### EXERCISE GOAL:
Output the records exactly. Include every line.

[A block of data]

• • • • • • •

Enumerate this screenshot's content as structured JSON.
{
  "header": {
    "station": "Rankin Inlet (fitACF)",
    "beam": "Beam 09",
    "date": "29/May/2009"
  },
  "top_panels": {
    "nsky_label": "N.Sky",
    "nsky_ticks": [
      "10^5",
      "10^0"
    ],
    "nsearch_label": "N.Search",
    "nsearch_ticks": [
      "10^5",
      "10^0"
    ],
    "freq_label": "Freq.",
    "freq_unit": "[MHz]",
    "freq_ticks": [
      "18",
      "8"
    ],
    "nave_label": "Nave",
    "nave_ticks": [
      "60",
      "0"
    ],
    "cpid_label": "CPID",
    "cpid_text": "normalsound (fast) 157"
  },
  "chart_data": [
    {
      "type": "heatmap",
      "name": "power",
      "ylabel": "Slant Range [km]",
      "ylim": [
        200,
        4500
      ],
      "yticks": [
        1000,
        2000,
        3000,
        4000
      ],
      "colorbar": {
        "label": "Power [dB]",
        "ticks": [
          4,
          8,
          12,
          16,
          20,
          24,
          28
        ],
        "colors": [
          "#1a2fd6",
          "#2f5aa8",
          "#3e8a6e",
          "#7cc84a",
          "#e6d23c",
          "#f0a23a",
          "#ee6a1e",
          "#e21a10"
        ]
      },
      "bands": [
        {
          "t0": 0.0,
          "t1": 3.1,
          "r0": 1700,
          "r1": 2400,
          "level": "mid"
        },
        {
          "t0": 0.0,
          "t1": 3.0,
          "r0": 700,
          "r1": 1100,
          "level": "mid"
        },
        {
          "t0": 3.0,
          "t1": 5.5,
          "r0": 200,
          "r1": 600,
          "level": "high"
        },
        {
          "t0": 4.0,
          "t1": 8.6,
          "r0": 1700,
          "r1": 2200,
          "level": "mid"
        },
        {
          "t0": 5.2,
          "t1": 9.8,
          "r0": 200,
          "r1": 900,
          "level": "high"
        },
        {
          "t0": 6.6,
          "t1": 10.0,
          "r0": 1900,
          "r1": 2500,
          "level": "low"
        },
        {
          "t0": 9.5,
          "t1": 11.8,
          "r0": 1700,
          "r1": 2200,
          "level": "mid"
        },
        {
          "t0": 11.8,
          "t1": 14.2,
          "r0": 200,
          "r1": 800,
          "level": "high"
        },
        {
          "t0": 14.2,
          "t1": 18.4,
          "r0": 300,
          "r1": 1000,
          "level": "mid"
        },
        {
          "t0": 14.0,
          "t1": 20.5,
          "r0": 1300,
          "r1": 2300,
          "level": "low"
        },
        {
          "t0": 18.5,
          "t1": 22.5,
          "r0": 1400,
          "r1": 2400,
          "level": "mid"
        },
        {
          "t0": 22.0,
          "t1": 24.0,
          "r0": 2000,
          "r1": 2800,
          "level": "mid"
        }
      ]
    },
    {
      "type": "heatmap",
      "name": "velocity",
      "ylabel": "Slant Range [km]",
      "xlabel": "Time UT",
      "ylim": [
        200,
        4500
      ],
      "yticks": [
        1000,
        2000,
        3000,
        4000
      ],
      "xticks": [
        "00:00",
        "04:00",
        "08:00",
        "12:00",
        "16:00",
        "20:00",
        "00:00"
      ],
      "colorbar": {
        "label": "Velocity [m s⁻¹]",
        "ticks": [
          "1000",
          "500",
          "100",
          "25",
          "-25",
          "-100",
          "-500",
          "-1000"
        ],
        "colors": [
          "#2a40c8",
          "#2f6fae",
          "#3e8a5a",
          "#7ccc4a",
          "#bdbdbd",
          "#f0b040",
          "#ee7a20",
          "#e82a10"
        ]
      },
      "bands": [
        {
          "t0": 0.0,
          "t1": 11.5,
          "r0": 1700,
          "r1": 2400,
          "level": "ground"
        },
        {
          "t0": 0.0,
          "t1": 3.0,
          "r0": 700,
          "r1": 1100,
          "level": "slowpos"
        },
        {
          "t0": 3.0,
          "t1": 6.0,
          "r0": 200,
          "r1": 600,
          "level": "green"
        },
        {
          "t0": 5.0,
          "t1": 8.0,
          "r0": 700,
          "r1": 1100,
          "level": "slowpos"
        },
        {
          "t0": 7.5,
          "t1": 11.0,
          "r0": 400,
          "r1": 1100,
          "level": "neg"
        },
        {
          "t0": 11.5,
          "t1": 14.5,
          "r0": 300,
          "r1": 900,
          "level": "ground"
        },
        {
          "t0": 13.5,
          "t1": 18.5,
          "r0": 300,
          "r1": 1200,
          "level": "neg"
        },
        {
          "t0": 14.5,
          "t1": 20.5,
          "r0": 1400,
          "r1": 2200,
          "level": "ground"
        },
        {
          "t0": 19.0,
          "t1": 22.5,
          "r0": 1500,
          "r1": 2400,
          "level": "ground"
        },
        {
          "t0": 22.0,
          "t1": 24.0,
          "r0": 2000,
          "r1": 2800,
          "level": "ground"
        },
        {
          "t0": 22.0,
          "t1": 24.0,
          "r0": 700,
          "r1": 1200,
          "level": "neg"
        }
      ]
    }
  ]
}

• • • • • • •

### FINAL RESULT:
Enumerate this screenshot's content as structured JSON.
{
  "header": {
    "station": "Rankin Inlet (fitACF)",
    "beam": "Beam 09",
    "date": "29/May/2009"
  },
  "top_panels": {
    "nsky_label": "N.Sky",
    "nsky_ticks": [
      "10^5",
      "10^0"
    ],
    "nsearch_label": "N.Search",
    "nsearch_ticks": [
      "10^5",
      "10^0"
    ],
    "freq_label": "Freq.",
    "freq_unit": "[MHz]",
    "freq_ticks": [
      "18",
      "8"
    ],
    "nave_label": "Nave",
    "nave_ticks": [
      "60",
      "0"
    ],
    "cpid_label": "CPID",
    "cpid_text": "normalsound (fast) 157"
  },
  "chart_data": [
    {
      "type": "heatmap",
      "name": "power",
      "ylabel": "Slant Range [km]",
      "ylim": [
        200,
        4500
      ],
      "yticks": [
        1000,
        2000,
        3000,
        4000
      ],
      "colorbar": {
        "label": "Power [dB]",
        "ticks": [
          4,
          8,
          12,
          16,
          20,
          24,
          28
        ],
        "colors": [
          "#1a2fd6",
          "#2f5aa8",
          "#3e8a6e",
          "#7cc84a",
          "#e6d23c",
          "#f0a23a",
          "#ee6a1e",
          "#e21a10"
        ]
      },
      "bands": [
        {
          "t0": 0.0,
          "t1": 3.1,
          "r0": 1700,
          "r1": 2400,
          "level": "mid"
        },
        {
          "t0": 0.0,
          "t1": 3.0,
          "r0": 700,
          "r1": 1100,
          "level": "mid"
        },
        {
          "t0": 3.0,
          "t1": 5.5,
          "r0": 200,
          "r1": 600,
          "level": "high"
        },
        {
          "t0": 4.0,
          "t1": 8.6,
          "r0": 1700,
          "r1": 2200,
          "level": "mid"
        },
        {
          "t0": 5.2,
          "t1": 9.8,
          "r0": 200,
          "r1": 900,
          "level": "high"
        },
        {
          "t0": 6.6,
          "t1": 10.0,
          "r0": 1900,
          "r1": 2500,
          "level": "low"
        },
        {
          "t0": 9.5,
          "t1": 11.8,
          "r0": 1700,
          "r1": 2200,
          "level": "mid"
        },
        {
          "t0": 11.8,
          "t1": 14.2,
          "r0": 200,
          "r1": 800,
          "level": "high"
        },
        {
          "t0": 14.2,
          "t1": 18.4,
          "r0": 300,
          "r1": 1000,
          "level": "mid"
        },
        {
          "t0": 14.0,
          "t1": 20.5,
          "r0": 1300,
          "r1": 2300,
          "level": "low"
        },
        {
          "t0": 18.5,
          "t1": 22.5,
          "r0": 1400,
          "r1": 2400,
          "level": "mid"
        },
        {
          "t0": 22.0,
          "t1": 24.0,
          "r0": 2000,
          "r1": 2800,
          "level": "mid"
        }
      ]
    },
    {
      "type": "heatmap",
      "name": "velocity",
      "ylabel": "Slant Range [km]",
      "xlabel": "Time UT",
      "ylim": [
        200,
        4500
      ],
      "yticks": [
        1000,
        2000,
        3000,
        4000
      ],
      "xticks": [
        "00:00",
        "04:00",
        "08:00",
        "12:00",
        "16:00",
        "20:00",
        "00:00"
      ],
      "colorbar": {
        "label": "Velocity [m s⁻¹]",
        "ticks": [
          "1000",
          "500",
          "100",
          "25",
          "-25",
          "-100",
          "-500",
          "-1000"
        ],
        "colors": [
          "#2a40c8",
          "#2f6fae",
          "#3e8a5a",
          "#7ccc4a",
          "#bdbdbd",
          "#f0b040",
          "#ee7a20",
          "#e82a10"
        ]
      },
      "bands": [
        {
          "t0": 0.0,
          "t1": 11.5,
          "r0": 1700,
          "r1": 2400,
          "level": "ground"
        },
        {
          "t0": 0.0,
          "t1": 3.0,
          "r0": 700,
          "r1": 1100,
          "level": "slowpos"
        },
        {
          "t0": 3.0,
          "t1": 6.0,
          "r0": 200,
          "r1": 600,
          "level": "green"
        },
        {
          "t0": 5.0,
          "t1": 8.0,
          "r0": 700,
          "r1": 1100,
          "level": "slowpos"
        },
        {
          "t0": 7.5,
          "t1": 11.0,
          "r0": 400,
          "r1": 1100,
          "level": "neg"
        },
        {
          "t0": 11.5,
          "t1": 14.5,
          "r0": 300,
          "r1": 900,
          "level": "ground"
        },
        {
          "t0": 13.5,
          "t1": 18.5,
          "r0": 300,
          "r1": 1200,
          "level": "neg"
        },
        {
          "t0": 14.5,
          "t1": 20.5,
          "r0": 1400,
          "r1": 2200,
          "level": "ground"
        },
        {
          "t0": 19.0,
          "t1": 22.5,
          "r0": 1500,
          "r1": 2400,
          "level": "ground"
        },
        {
          "t0": 22.0,
          "t1": 24.0,
          "r0": 2000,
          "r1": 2800,
          "level": "ground"
        },
        {
          "t0": 22.0,
          "t1": 24.0,
          "r0": 700,
          "r1": 1200,
          "level": "neg"
        }
      ]
    }
  ]
}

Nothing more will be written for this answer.